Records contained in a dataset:
## Start

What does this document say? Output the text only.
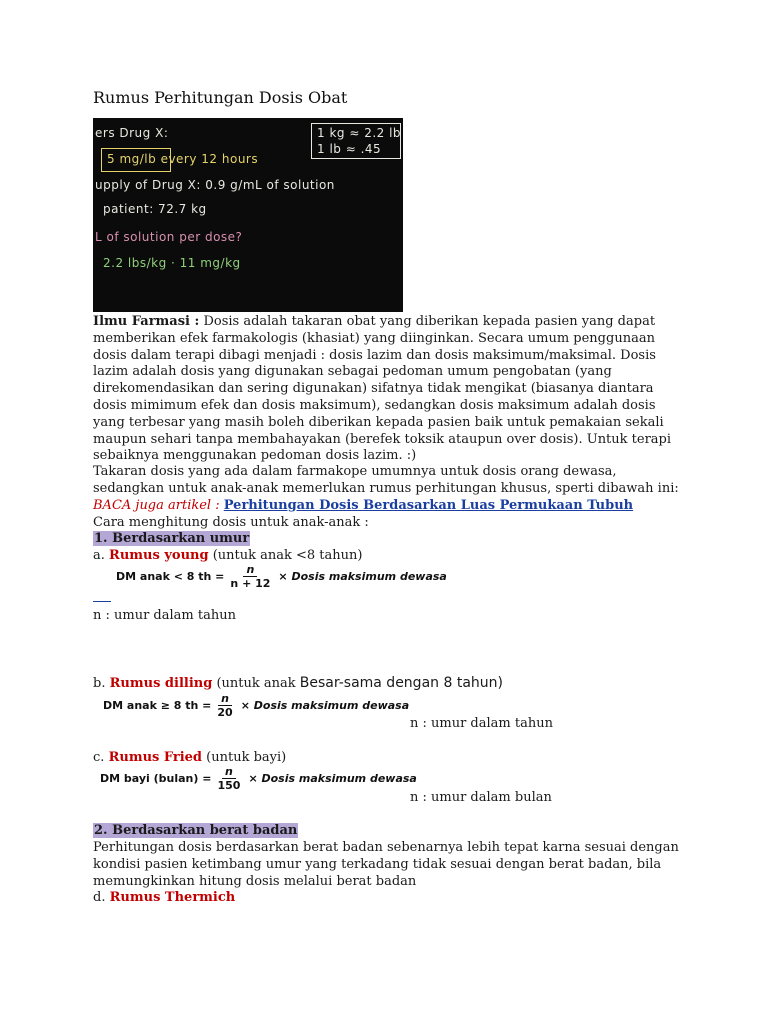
Rumus Perhitungan Dosis Obat
ers Drug X:	1 kg ≈ 2.2 lb
1 lb ≈ .45
5 mg/lb every 12 hours
upply of Drug X: 0.9 g/mL of solution
patient: 72.7 kg
L of solution per dose?
2.2 lbs/kg · 11 mg/kg
Ilmu Farmasi : Dosis adalah takaran obat yang diberikan kepada pasien yang dapat memberikan efek farmakologis (khasiat) yang diinginkan. Secara umum penggunaan dosis dalam terapi dibagi menjadi : dosis lazim dan dosis maksimum/maksimal. Dosis lazim adalah dosis yang digunakan sebagai pedoman umum pengobatan (yang direkomendasikan dan sering digunakan) sifatnya tidak mengikat (biasanya diantara dosis mimimum efek dan dosis maksimum), sedangkan dosis maksimum adalah dosis yang terbesar yang masih boleh diberikan kepada pasien baik untuk pemakaian sekali maupun sehari tanpa membahayakan (berefek toksik ataupun over dosis). Untuk terapi sebaiknya menggunakan pedoman dosis lazim. :)
Takaran dosis yang ada dalam farmakope umumnya untuk dosis orang dewasa, sedangkan untuk anak-anak memerlukan rumus perhitungan khusus, sperti dibawah ini:
BACA juga artikel : Perhitungan Dosis Berdasarkan Luas Permukaan Tubuh
Cara menghitung dosis untuk anak-anak :
1. Berdasarkan umur
a. Rumus young (untuk anak <8 tahun)
DM anak < 8 th = $\frac{n}{n + 12}$ × Dosis maksimum dewasa
n : umur dalam tahun
b. Rumus dilling (untuk anak Besar-sama dengan 8 tahun)
DM anak ≥ 8 th = $\frac{n}{20}$ × Dosis maksimum dewasa
n : umur dalam tahun
c. Rumus Fried (untuk bayi)
DM bayi (bulan) = $\frac{n}{150}$ × Dosis maksimum dewasa
n : umur dalam bulan
2. Berdasarkan berat badan
Perhitungan dosis berdasarkan berat badan sebenarnya lebih tepat karna sesuai dengan kondisi pasien ketimbang umur yang terkadang tidak sesuai dengan berat badan, bila memungkinkan hitung dosis melalui berat badan
d. Rumus Thermich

## End

State how many lines in the records above contain the word "badan", and give only that number.

## [SOLUTION FOR THIS PROBLEM]
2